- [Provided data]
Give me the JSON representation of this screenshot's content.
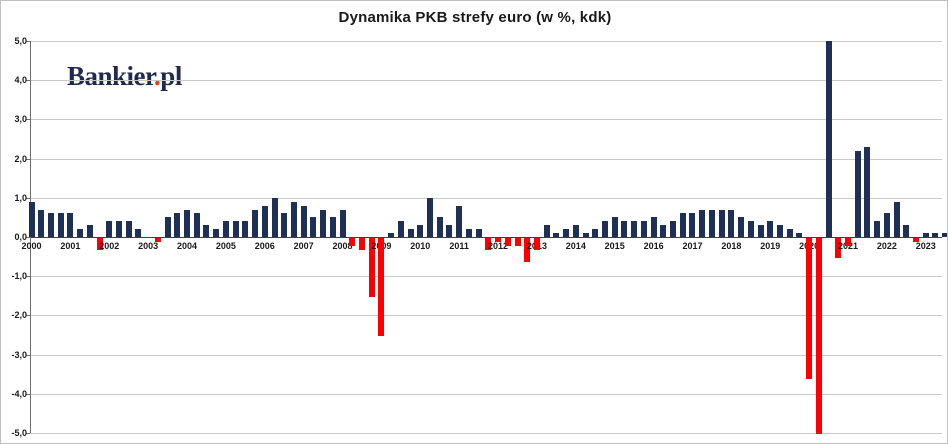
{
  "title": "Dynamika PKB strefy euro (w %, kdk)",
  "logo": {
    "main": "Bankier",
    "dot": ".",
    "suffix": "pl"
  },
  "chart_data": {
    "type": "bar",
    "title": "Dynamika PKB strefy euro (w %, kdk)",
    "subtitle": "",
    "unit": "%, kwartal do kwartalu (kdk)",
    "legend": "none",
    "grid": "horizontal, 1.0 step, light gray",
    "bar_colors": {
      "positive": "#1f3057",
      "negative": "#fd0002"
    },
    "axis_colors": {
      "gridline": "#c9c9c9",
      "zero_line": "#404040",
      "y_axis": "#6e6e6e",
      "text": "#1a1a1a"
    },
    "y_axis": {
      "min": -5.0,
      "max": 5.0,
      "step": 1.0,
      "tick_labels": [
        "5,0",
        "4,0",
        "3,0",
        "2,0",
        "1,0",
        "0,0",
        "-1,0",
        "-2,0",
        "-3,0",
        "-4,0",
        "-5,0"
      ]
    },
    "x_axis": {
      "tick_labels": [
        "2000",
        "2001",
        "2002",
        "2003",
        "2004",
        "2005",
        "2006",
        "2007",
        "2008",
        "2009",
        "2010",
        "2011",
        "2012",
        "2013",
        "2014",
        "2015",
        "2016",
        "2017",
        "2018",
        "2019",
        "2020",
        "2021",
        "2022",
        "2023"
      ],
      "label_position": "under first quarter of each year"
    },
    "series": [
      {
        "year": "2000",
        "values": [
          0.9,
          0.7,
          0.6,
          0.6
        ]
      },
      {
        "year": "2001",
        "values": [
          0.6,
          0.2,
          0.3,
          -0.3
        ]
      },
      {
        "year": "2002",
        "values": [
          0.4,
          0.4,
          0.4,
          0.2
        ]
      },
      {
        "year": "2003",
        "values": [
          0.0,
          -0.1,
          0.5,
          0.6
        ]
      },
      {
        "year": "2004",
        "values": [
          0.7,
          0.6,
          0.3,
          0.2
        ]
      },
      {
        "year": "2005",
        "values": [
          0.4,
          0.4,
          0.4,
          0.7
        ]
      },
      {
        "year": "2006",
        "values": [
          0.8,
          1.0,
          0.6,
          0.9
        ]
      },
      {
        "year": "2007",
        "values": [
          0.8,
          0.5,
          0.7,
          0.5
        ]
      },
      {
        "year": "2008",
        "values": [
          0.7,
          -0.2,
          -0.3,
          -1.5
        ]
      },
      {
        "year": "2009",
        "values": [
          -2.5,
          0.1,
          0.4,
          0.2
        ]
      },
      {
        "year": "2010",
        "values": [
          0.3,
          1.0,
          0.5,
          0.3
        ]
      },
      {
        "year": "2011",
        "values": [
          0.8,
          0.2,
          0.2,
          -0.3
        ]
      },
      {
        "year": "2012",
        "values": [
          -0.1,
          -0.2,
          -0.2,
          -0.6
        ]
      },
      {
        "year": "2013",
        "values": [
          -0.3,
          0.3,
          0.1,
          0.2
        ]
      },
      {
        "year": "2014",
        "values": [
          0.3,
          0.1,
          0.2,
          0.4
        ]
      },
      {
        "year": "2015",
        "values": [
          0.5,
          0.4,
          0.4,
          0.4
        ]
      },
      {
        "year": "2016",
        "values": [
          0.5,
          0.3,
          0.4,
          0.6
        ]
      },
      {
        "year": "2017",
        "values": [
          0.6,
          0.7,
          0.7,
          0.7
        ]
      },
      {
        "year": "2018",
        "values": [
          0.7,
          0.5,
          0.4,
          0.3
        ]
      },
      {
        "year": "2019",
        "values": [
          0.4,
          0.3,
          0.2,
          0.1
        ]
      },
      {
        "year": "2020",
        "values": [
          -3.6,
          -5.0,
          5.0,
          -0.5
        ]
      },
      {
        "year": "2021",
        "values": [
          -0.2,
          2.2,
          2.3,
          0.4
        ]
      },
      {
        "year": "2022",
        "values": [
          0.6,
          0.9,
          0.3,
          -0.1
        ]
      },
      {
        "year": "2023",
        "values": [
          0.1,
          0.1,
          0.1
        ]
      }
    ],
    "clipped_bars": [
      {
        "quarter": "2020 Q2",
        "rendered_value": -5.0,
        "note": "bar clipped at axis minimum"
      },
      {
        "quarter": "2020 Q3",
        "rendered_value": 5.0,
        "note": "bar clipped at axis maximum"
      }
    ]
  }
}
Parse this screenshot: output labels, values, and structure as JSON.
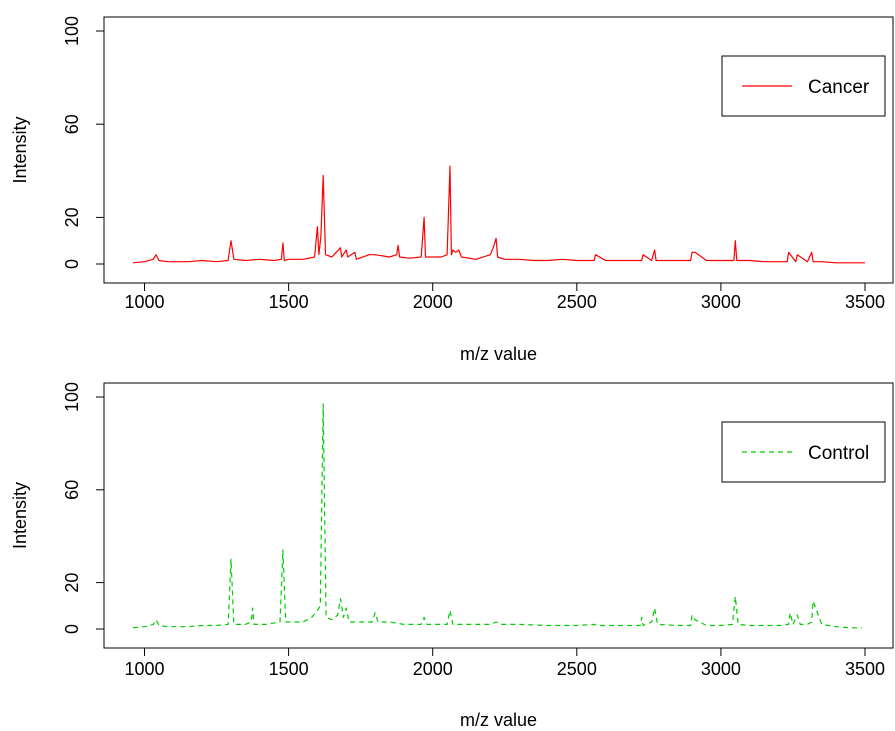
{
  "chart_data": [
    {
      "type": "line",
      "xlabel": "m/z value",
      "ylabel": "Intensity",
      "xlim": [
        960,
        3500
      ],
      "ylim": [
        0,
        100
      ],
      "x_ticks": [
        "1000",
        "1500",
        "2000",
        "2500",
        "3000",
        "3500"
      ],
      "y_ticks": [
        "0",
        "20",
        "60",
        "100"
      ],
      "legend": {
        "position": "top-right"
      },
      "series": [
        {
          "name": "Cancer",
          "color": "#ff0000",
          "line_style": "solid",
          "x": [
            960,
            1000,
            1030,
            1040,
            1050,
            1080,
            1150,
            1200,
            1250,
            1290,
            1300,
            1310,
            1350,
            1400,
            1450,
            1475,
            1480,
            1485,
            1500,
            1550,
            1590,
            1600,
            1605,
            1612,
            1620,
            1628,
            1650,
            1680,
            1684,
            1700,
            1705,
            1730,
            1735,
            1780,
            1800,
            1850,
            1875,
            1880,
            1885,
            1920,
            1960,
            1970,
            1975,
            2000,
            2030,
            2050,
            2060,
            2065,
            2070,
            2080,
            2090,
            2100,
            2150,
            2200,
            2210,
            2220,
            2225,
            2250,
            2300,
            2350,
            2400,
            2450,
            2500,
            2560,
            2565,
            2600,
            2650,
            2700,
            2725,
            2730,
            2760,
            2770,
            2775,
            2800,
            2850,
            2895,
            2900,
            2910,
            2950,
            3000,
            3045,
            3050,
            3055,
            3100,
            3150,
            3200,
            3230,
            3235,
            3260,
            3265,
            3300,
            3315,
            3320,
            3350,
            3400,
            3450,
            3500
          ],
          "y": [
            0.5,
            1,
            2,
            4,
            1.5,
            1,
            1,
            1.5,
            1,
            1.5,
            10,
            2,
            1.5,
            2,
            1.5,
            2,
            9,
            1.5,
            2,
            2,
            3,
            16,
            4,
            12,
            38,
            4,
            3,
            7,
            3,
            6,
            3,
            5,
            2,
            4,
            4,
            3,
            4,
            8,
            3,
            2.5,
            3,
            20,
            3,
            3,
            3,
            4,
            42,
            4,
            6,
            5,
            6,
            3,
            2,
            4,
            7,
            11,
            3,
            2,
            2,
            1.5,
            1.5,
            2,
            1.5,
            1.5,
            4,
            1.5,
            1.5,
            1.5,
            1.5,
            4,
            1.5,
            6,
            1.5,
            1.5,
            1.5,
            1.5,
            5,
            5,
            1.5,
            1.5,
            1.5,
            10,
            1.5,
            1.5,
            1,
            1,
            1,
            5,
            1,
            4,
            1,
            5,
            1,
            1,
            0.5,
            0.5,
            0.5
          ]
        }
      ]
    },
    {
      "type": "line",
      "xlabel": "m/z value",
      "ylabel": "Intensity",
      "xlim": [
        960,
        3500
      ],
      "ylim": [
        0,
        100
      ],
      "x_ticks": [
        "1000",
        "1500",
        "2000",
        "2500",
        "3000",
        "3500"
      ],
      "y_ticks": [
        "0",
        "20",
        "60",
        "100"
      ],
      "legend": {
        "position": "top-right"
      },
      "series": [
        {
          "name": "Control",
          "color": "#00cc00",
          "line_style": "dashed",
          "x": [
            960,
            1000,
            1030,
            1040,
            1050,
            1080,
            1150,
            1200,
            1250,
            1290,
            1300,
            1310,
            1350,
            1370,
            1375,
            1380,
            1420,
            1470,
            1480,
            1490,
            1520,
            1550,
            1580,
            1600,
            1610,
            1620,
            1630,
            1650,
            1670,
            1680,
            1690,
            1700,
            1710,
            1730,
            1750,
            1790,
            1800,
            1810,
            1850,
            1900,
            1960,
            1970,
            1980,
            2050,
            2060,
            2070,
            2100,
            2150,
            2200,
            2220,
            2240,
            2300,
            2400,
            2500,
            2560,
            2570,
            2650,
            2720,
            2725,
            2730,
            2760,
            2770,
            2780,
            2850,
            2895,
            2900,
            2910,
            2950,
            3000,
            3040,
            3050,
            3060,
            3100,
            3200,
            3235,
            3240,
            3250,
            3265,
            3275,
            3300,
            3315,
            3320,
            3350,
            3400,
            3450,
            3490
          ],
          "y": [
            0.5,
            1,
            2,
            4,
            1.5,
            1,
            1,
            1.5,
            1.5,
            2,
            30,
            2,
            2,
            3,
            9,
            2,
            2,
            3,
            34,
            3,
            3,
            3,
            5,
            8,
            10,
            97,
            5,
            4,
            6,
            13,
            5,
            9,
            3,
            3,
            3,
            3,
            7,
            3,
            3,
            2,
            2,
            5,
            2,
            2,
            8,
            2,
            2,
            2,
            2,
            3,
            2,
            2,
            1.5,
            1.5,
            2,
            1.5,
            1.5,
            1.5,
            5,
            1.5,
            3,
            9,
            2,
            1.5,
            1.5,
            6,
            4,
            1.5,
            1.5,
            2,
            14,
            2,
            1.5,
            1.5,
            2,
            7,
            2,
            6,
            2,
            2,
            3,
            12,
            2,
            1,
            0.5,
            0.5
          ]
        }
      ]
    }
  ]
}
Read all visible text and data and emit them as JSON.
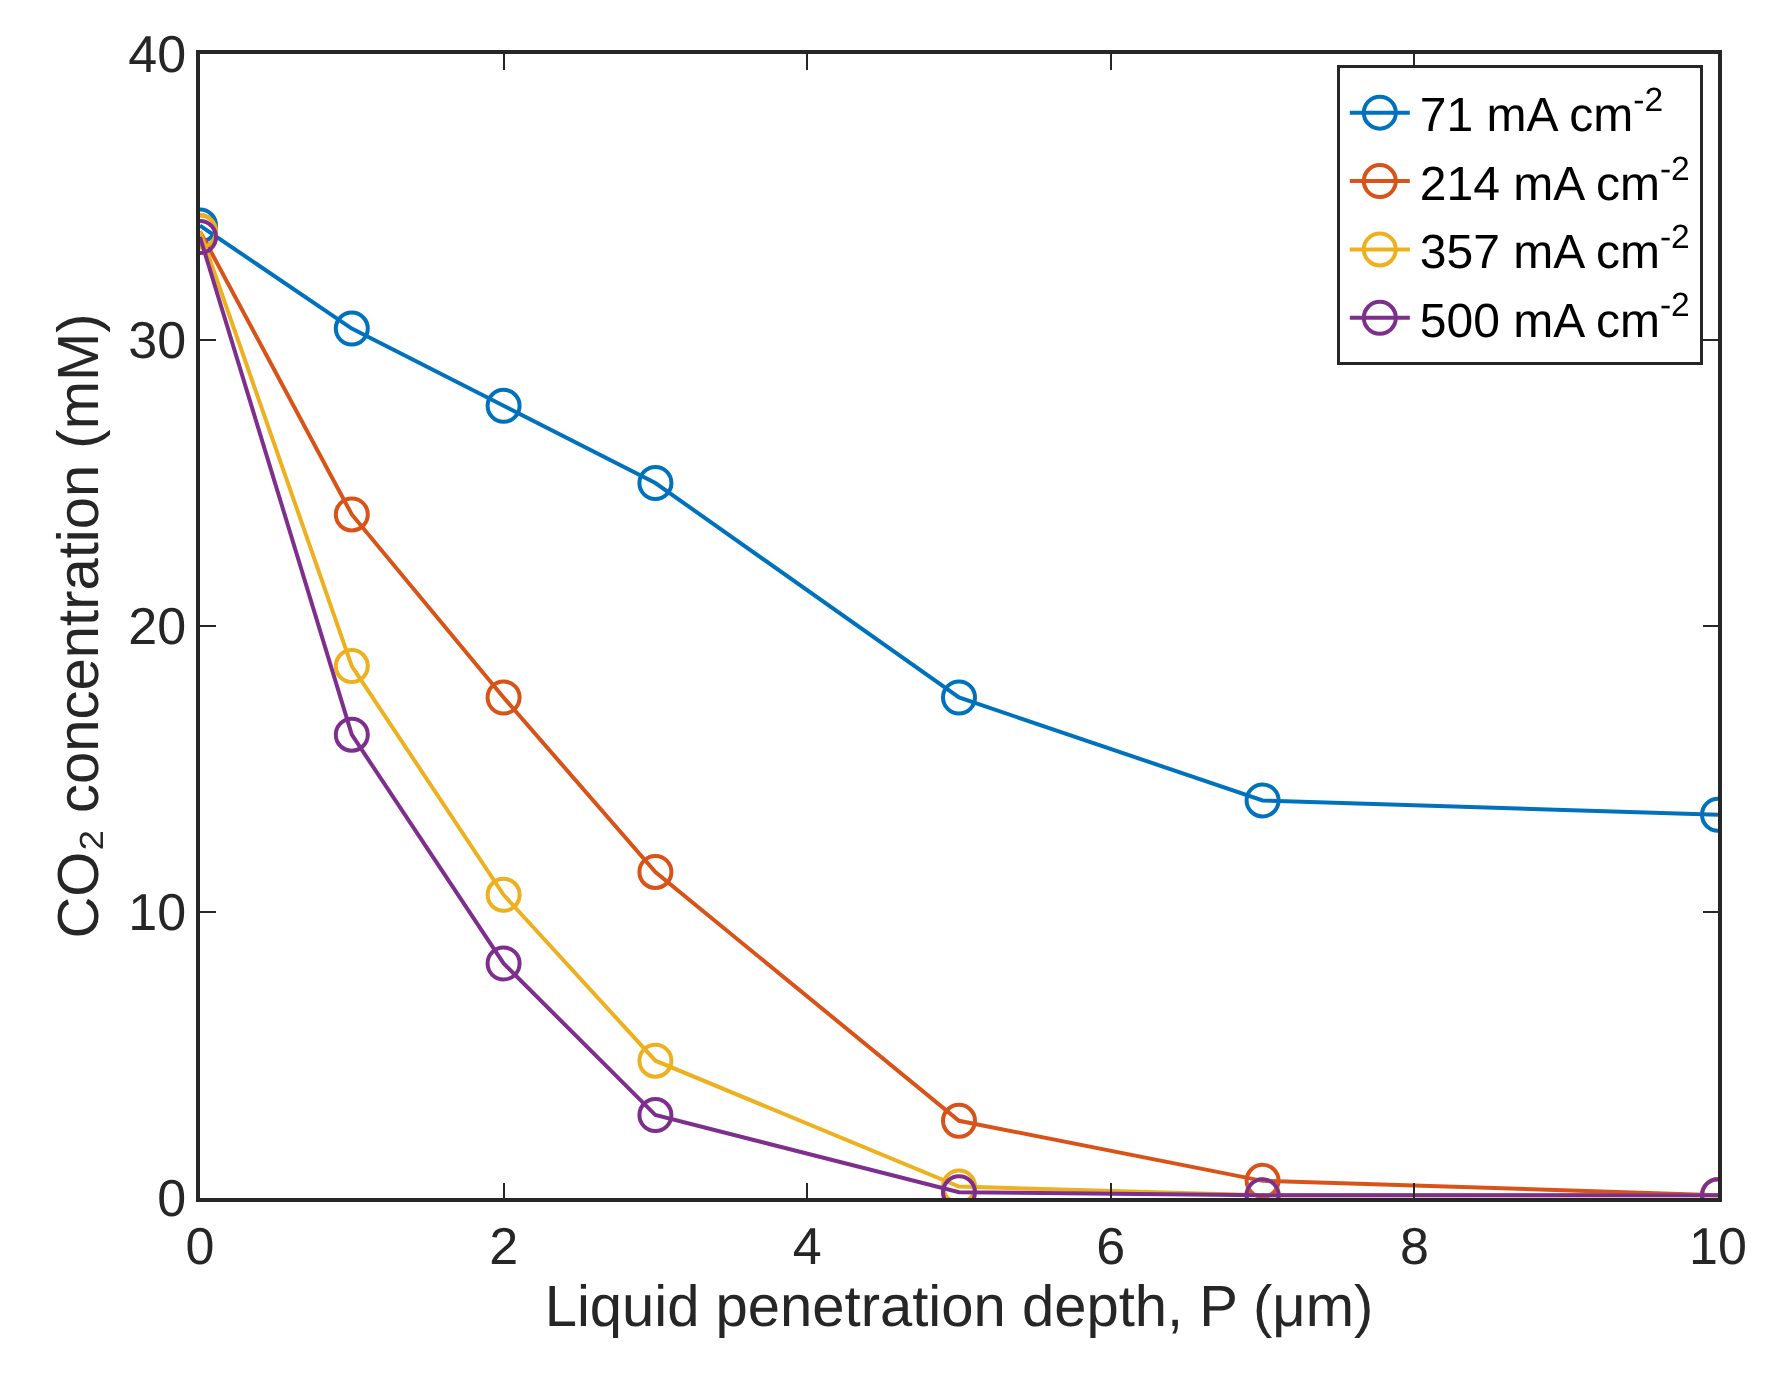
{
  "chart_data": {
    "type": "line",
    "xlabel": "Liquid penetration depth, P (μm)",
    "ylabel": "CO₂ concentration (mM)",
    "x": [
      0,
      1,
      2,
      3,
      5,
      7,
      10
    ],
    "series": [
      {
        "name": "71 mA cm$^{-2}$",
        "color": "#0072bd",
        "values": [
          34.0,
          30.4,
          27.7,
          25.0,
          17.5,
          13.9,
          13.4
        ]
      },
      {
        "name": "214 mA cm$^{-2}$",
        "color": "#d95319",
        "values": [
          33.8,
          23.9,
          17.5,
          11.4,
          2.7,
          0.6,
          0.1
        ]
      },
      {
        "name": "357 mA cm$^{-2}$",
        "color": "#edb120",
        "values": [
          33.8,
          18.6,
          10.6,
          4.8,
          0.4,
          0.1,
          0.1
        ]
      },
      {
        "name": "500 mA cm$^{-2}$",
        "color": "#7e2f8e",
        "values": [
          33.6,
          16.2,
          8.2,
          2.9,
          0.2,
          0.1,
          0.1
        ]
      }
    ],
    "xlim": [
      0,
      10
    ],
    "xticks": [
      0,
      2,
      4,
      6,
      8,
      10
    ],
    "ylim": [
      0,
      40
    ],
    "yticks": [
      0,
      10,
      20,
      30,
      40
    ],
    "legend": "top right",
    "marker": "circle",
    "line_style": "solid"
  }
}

- [Task brief] Spot every line that holds "screenshot" and copy it.

- [Result]
Give me the JSON representation of this screenshot's content.
Parse this screenshot: output labels, values, and structure as JSON.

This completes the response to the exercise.